* **Task description**:
Find every line in the records below that contains the word "Pier", and copy each such line.

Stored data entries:

--*--

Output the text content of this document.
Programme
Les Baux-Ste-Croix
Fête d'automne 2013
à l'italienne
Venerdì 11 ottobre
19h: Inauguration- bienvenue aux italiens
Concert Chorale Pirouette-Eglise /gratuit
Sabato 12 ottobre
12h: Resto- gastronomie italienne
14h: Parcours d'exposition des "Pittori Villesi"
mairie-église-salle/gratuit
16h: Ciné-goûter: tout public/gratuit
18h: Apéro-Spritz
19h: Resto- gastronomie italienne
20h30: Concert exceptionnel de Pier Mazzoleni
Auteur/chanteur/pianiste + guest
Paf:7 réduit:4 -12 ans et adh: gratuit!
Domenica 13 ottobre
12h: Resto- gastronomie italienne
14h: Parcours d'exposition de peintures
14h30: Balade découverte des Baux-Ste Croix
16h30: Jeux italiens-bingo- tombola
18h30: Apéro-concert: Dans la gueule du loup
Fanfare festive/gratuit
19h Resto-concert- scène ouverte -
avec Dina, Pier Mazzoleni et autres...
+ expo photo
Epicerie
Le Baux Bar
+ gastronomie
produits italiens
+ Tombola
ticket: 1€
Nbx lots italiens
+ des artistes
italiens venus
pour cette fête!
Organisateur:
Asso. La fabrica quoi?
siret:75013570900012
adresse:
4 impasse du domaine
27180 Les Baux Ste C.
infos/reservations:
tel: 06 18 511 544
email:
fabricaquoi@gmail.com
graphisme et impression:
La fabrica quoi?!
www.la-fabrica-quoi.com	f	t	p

--*--

* **Solved problem**:
20h30: Concert exceptionnel de Pier Mazzoleni
avec Dina, Pier Mazzoleni et autres...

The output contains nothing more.